• _Set exercise_
Go through the data below and gather each line containing "screenshot".

• _Information provided_

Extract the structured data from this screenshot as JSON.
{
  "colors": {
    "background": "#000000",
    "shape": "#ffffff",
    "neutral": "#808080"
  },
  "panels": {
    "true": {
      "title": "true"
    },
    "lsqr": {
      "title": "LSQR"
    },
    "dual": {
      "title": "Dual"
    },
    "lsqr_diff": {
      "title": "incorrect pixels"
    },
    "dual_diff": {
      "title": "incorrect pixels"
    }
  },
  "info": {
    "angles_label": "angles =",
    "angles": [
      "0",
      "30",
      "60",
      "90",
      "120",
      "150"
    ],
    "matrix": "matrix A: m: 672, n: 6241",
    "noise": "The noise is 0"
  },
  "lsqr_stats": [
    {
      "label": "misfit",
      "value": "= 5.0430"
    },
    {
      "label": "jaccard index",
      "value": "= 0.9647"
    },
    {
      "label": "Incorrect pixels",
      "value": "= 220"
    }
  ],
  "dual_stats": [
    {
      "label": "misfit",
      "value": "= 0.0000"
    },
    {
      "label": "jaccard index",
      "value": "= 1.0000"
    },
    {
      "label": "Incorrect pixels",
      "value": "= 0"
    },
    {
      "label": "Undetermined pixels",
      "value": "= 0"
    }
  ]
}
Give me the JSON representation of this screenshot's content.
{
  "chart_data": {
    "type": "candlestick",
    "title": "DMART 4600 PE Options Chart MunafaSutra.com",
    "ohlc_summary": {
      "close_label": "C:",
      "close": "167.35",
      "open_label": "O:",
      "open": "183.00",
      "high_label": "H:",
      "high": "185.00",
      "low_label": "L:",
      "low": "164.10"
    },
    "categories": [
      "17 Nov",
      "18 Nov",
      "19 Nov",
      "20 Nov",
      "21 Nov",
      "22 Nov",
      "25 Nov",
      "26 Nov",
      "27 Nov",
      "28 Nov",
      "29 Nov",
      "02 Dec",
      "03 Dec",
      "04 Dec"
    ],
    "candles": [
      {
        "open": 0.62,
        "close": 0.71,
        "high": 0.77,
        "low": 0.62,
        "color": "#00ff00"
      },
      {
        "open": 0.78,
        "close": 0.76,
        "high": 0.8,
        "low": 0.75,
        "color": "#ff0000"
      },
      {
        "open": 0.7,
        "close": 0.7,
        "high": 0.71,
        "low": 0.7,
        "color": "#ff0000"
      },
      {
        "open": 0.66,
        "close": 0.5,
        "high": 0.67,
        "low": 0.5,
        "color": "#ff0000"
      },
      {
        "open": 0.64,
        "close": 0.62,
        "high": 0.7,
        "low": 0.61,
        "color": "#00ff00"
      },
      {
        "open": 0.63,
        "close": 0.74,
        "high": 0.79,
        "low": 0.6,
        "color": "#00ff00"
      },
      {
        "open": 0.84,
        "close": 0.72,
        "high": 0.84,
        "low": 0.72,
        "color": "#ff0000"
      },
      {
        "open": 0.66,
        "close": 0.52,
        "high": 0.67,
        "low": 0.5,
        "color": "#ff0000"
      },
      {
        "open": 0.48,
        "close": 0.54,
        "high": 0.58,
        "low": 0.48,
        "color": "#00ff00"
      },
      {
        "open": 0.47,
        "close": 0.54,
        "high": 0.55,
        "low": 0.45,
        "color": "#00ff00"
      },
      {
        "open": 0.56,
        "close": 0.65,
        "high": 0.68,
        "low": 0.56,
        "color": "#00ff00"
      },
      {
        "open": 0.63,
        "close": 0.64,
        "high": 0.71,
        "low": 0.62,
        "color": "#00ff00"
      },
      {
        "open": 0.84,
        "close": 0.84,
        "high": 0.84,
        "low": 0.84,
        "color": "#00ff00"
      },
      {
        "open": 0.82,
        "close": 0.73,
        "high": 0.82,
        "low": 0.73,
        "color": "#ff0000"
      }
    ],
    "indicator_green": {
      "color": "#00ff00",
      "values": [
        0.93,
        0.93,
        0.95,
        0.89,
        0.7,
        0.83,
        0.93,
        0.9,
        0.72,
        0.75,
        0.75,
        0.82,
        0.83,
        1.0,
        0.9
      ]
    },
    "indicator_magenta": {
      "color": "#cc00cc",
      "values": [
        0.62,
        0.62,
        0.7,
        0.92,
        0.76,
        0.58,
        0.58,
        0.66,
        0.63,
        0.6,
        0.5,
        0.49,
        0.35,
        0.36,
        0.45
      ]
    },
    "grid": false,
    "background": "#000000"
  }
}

• _Exercise response_
Extract the structured data from this screenshot as JSON.
Give me the JSON representation of this screenshot's content.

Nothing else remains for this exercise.